A block of data
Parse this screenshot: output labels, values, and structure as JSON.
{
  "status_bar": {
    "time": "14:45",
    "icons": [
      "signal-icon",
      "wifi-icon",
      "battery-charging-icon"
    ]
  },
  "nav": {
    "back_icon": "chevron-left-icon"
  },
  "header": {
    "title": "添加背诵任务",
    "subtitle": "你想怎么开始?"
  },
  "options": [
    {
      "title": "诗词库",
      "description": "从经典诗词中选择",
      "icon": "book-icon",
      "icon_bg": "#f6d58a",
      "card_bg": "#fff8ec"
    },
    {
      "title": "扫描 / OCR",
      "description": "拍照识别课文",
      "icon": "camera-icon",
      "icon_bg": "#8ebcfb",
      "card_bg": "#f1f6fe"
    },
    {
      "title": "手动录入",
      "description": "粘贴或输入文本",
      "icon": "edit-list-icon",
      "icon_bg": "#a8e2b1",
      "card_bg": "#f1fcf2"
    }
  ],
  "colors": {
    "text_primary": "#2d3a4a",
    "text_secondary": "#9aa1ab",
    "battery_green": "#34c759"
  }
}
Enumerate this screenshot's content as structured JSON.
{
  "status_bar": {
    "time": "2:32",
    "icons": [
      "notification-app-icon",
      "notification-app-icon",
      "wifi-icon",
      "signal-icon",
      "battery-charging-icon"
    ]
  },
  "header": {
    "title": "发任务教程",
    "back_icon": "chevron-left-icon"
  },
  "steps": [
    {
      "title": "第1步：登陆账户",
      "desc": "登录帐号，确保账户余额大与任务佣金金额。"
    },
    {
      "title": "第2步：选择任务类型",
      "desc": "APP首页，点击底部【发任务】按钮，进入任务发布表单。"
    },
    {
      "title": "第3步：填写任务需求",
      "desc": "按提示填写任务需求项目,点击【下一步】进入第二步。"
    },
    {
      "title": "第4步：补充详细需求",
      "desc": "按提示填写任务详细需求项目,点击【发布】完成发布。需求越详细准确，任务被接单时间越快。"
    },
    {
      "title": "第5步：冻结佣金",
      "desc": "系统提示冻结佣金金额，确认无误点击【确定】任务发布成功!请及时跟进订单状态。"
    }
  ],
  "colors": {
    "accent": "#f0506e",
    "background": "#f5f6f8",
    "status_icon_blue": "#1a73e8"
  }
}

Exercise: The answer consists only of the lines from the one containing "Enumerate this screenshot's" to the end of the records, each written out exactly.

Solution:
Enumerate this screenshot's content as structured JSON.
{
  "status_bar": {
    "time": "2:32",
    "icons": [
      "notification-app-icon",
      "notification-app-icon",
      "wifi-icon",
      "signal-icon",
      "battery-charging-icon"
    ]
  },
  "header": {
    "title": "发任务教程",
    "back_icon": "chevron-left-icon"
  },
  "steps": [
    {
      "title": "第1步：登陆账户",
      "desc": "登录帐号，确保账户余额大与任务佣金金额。"
    },
    {
      "title": "第2步：选择任务类型",
      "desc": "APP首页，点击底部【发任务】按钮，进入任务发布表单。"
    },
    {
      "title": "第3步：填写任务需求",
      "desc": "按提示填写任务需求项目,点击【下一步】进入第二步。"
    },
    {
      "title": "第4步：补充详细需求",
      "desc": "按提示填写任务详细需求项目,点击【发布】完成发布。需求越详细准确，任务被接单时间越快。"
    },
    {
      "title": "第5步：冻结佣金",
      "desc": "系统提示冻结佣金金额，确认无误点击【确定】任务发布成功!请及时跟进订单状态。"
    }
  ],
  "colors": {
    "accent": "#f0506e",
    "background": "#f5f6f8",
    "status_icon_blue": "#1a73e8"
  }
}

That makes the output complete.